Task objective –
Every line below that holds the string "name" should be copied out.

[Data entries for graphics]
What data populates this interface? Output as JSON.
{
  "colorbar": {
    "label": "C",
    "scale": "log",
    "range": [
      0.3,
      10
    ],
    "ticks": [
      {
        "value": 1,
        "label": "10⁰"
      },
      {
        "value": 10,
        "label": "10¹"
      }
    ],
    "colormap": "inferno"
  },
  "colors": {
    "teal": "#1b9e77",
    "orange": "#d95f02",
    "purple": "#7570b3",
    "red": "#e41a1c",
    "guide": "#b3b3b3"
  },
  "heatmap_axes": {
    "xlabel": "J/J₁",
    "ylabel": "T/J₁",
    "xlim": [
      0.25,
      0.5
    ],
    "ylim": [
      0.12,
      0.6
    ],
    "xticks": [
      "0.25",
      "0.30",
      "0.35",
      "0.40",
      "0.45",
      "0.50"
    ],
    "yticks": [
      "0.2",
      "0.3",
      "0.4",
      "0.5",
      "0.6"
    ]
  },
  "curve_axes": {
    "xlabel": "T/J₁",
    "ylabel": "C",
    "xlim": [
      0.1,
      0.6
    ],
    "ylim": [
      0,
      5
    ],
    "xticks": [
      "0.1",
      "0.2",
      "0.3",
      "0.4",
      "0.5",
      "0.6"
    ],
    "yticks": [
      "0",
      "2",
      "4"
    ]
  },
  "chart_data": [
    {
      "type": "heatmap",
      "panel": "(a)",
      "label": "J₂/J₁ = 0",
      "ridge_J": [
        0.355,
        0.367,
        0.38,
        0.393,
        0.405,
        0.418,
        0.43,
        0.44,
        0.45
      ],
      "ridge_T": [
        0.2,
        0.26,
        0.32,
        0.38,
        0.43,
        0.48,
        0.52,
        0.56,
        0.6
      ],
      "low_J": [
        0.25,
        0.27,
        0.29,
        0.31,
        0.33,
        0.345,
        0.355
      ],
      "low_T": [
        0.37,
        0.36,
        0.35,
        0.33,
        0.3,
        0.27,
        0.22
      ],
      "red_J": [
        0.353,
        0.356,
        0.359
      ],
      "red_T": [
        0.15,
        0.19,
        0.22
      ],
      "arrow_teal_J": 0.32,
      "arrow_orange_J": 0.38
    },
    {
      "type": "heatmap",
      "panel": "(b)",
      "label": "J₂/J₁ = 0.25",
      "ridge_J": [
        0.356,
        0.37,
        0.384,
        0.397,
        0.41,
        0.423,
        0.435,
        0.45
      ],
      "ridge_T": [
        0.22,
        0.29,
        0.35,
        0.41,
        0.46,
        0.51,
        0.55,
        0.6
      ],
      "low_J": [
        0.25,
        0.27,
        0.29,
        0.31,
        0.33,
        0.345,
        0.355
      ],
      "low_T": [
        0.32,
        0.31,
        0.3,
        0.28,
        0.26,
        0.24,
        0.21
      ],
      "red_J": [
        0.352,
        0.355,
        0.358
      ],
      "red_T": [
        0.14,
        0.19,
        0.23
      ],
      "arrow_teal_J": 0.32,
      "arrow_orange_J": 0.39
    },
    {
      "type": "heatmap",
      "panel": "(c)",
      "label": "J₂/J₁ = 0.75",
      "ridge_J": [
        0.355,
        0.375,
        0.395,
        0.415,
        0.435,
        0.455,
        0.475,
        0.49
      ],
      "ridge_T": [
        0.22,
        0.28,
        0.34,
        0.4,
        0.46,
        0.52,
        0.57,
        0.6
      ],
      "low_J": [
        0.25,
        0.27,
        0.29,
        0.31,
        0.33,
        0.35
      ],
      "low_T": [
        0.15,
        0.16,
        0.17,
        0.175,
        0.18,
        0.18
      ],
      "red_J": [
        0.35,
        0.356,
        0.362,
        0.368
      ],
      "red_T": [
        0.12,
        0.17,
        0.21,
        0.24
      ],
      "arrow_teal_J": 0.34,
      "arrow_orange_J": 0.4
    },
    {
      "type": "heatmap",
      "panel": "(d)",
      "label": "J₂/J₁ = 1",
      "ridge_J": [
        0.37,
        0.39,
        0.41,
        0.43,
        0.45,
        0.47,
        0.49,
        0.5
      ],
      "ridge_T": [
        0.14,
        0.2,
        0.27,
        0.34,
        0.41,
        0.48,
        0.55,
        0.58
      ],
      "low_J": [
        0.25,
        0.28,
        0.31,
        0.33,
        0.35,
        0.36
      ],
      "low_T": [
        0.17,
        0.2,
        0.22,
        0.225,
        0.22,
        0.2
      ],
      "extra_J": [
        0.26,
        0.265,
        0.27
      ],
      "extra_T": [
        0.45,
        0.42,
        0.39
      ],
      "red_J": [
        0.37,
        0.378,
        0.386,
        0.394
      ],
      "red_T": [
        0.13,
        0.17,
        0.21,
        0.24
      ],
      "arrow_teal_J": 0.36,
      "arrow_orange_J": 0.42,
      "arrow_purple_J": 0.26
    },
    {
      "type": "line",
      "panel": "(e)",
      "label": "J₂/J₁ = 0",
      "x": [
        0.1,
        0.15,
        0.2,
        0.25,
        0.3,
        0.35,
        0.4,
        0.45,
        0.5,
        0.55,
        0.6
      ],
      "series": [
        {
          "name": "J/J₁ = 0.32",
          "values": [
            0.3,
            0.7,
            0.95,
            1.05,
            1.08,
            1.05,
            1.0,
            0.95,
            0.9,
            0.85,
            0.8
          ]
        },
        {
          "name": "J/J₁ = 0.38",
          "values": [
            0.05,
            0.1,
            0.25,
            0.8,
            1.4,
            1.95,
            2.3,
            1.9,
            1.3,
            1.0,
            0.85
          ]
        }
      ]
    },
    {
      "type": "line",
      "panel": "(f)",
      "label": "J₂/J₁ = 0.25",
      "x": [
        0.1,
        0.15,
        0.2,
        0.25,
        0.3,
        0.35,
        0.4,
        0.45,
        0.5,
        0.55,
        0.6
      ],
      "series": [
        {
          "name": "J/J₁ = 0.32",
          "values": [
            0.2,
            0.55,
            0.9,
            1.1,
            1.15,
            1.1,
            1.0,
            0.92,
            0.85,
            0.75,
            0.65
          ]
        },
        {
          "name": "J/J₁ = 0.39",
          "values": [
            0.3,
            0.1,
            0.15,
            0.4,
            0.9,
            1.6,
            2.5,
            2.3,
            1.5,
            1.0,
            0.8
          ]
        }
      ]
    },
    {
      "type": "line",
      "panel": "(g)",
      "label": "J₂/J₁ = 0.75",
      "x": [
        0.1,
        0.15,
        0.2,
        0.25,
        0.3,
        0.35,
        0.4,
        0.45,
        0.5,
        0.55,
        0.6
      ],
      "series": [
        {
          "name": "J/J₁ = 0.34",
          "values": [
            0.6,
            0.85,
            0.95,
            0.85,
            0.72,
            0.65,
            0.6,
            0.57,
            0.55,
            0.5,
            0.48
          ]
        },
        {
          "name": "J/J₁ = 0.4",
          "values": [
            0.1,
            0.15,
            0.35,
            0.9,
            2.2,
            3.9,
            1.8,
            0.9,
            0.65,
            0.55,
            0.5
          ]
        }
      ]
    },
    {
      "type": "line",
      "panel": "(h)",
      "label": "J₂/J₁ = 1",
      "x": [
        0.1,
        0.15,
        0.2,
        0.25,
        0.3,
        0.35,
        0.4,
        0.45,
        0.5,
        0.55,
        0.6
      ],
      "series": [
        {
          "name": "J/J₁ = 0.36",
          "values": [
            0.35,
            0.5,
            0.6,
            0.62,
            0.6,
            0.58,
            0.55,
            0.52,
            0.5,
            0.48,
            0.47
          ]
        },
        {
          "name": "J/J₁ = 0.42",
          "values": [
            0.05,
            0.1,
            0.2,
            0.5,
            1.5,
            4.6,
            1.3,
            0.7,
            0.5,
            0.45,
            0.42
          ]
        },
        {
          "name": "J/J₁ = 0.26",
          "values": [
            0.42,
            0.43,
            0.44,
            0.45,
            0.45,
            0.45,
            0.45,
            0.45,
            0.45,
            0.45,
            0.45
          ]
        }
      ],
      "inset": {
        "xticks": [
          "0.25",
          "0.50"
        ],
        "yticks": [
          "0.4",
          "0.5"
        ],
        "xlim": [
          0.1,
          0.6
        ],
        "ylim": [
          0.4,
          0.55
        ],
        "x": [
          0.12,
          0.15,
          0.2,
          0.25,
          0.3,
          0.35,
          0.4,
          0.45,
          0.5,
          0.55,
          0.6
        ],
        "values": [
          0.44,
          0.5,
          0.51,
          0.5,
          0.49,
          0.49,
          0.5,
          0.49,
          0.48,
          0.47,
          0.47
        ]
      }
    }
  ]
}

Output below –
          "name": "J/J₁ = 0.32",
          "name": "J/J₁ = 0.38",
          "name": "J/J₁ = 0.32",
          "name": "J/J₁ = 0.39",
          "name": "J/J₁ = 0.34",
          "name": "J/J₁ = 0.4",
          "name": "J/J₁ = 0.36",
          "name": "J/J₁ = 0.42",
          "name": "J/J₁ = 0.26",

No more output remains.